** DATA FOR PROCESSING **

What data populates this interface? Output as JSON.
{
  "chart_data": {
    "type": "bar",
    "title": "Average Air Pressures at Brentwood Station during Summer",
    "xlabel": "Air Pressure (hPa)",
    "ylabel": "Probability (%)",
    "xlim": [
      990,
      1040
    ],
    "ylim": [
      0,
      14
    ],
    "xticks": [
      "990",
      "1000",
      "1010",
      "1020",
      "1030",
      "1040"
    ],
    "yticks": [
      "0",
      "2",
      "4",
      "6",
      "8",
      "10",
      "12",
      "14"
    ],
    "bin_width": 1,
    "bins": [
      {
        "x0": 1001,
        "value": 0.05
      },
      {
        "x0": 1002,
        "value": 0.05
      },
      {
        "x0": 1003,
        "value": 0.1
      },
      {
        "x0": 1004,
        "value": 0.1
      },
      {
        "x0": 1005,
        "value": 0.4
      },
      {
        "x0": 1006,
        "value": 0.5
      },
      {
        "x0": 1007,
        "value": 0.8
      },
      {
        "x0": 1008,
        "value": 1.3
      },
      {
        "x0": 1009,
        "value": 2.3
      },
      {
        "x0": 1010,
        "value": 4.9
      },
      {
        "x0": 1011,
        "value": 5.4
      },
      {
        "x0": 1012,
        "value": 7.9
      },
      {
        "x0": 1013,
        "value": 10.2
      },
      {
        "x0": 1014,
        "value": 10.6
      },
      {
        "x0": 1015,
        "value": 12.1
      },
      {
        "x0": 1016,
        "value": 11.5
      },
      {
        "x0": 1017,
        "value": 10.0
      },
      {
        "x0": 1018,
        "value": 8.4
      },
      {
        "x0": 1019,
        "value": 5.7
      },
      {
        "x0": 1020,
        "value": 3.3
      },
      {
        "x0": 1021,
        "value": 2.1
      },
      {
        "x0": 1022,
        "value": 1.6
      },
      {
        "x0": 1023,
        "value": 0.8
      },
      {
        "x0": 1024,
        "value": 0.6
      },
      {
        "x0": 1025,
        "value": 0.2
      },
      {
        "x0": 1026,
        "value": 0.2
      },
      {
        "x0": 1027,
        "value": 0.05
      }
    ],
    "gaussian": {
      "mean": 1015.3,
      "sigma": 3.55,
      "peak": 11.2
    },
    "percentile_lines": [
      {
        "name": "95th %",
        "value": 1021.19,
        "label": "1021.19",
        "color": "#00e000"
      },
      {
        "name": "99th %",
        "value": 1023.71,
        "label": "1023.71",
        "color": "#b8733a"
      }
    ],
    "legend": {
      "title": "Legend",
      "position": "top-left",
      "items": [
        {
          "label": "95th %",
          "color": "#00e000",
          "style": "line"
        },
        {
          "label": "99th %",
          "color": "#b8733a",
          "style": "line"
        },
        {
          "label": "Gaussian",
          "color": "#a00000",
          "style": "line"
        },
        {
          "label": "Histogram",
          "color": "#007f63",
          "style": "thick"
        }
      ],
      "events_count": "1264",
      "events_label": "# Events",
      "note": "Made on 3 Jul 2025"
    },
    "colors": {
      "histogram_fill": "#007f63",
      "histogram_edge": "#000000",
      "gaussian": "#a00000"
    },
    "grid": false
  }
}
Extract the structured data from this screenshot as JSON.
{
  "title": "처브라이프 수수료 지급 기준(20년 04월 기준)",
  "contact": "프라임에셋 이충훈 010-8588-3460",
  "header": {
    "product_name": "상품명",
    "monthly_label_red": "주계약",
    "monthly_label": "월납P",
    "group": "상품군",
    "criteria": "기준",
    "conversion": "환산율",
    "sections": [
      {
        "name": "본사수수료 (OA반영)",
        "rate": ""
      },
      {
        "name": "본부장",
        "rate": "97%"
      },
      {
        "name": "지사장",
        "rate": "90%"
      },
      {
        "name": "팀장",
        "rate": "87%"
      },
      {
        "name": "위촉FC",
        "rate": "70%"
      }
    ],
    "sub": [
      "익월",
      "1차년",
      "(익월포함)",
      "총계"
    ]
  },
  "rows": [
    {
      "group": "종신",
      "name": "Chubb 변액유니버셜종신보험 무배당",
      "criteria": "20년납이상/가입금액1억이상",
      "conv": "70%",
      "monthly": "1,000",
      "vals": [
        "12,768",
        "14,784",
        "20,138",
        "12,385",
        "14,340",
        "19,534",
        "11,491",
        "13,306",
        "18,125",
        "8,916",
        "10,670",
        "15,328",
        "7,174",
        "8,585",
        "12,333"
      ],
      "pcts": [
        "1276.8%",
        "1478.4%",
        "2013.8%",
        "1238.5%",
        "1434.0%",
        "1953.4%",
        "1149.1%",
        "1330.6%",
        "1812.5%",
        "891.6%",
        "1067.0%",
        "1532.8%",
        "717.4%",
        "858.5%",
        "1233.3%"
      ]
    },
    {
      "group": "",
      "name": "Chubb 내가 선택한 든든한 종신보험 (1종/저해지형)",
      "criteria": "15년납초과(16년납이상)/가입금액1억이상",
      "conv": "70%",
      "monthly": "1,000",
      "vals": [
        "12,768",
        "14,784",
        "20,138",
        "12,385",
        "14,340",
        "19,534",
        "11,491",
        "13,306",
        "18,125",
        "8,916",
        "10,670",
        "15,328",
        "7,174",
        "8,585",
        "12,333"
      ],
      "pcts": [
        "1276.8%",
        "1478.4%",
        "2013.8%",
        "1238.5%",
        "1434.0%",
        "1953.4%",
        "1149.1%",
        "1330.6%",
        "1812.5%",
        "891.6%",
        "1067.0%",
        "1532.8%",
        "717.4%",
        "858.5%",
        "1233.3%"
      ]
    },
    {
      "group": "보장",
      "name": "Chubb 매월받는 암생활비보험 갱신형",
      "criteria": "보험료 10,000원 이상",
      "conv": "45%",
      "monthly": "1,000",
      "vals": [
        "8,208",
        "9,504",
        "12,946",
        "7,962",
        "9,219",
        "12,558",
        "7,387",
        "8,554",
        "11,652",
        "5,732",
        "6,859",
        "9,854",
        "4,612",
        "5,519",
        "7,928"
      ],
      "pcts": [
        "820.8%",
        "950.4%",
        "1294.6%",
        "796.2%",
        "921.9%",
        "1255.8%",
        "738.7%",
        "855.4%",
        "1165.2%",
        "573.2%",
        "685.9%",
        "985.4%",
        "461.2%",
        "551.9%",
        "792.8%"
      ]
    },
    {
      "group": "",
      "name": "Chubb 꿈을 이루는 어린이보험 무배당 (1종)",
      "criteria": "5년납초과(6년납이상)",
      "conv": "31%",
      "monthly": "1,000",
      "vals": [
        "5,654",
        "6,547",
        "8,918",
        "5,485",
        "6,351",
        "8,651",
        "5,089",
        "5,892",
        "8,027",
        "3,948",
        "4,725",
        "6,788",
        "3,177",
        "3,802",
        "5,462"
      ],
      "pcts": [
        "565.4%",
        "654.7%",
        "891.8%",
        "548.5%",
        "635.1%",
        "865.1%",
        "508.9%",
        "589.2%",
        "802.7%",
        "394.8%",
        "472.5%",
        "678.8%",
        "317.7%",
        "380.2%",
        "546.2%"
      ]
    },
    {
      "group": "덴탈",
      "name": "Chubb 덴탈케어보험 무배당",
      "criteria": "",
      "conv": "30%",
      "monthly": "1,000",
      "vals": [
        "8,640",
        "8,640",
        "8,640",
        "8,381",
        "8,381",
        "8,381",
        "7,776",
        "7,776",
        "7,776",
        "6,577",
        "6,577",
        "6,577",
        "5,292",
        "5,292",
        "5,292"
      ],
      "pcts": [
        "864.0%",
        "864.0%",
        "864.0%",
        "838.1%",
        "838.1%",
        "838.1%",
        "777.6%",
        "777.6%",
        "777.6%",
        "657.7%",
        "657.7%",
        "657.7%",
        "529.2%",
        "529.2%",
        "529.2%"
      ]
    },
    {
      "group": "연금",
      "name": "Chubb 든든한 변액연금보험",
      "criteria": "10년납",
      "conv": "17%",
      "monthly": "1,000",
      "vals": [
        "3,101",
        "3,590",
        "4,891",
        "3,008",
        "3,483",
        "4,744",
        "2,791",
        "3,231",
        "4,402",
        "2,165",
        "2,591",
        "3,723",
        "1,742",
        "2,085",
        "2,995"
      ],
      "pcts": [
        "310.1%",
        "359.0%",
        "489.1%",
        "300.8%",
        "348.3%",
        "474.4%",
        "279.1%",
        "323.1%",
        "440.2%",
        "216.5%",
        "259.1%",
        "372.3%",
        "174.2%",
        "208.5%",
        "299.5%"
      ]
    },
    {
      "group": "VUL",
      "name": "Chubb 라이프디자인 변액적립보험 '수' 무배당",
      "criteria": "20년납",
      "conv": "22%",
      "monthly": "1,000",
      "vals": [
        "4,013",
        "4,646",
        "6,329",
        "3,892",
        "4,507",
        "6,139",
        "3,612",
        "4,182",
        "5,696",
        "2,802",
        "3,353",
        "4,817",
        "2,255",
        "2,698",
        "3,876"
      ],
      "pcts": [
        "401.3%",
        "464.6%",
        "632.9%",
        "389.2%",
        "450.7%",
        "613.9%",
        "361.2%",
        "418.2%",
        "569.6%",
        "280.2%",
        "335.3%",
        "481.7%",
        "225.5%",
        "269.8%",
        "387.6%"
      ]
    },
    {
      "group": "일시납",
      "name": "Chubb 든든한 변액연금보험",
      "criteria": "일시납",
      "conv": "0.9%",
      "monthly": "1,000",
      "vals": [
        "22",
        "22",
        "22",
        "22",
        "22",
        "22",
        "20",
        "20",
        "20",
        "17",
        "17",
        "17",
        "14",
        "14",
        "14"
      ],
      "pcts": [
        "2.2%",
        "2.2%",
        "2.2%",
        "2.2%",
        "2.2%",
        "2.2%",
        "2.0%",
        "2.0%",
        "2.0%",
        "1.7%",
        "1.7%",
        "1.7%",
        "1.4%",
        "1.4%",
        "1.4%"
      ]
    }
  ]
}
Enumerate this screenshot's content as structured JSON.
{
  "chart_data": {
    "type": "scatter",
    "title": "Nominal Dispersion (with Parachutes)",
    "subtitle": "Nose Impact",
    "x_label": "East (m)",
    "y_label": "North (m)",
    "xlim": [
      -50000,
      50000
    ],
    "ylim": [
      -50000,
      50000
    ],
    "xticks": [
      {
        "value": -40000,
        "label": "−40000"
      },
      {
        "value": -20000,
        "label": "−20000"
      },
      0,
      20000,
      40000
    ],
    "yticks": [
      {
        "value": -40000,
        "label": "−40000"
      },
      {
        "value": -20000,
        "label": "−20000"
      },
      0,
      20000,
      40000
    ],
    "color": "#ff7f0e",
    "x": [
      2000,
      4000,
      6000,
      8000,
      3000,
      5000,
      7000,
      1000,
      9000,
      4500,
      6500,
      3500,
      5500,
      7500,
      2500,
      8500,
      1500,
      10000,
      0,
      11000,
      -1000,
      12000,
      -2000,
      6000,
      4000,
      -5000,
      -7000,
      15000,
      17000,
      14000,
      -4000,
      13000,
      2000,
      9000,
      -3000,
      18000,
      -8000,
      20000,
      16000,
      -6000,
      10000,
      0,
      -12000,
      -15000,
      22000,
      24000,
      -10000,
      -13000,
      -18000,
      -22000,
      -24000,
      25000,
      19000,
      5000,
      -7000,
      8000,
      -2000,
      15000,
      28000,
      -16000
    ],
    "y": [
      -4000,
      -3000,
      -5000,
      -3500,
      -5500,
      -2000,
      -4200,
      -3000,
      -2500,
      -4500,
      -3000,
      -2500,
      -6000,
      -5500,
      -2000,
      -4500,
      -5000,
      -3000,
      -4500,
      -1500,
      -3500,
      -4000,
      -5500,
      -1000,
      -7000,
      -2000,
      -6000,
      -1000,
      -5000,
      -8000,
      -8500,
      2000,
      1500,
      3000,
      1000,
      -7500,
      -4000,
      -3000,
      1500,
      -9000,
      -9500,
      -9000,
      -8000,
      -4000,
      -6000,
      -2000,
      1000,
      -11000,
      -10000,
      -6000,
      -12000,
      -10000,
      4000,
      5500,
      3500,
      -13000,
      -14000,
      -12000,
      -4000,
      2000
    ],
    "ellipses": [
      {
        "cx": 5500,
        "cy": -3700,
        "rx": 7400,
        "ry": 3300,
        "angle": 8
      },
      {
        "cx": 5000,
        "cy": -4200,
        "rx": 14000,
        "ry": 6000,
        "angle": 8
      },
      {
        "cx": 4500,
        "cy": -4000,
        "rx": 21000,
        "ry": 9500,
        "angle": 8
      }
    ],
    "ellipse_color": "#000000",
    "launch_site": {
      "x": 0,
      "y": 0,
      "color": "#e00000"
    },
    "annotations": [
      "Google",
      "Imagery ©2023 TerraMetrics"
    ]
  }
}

** PROBLEM DETAILS **
Track down all lines above with the string "structured" and copy them.

** COMPLETED EXERCISE **
Extract the structured data from this screenshot as JSON.
Enumerate this screenshot's content as structured JSON.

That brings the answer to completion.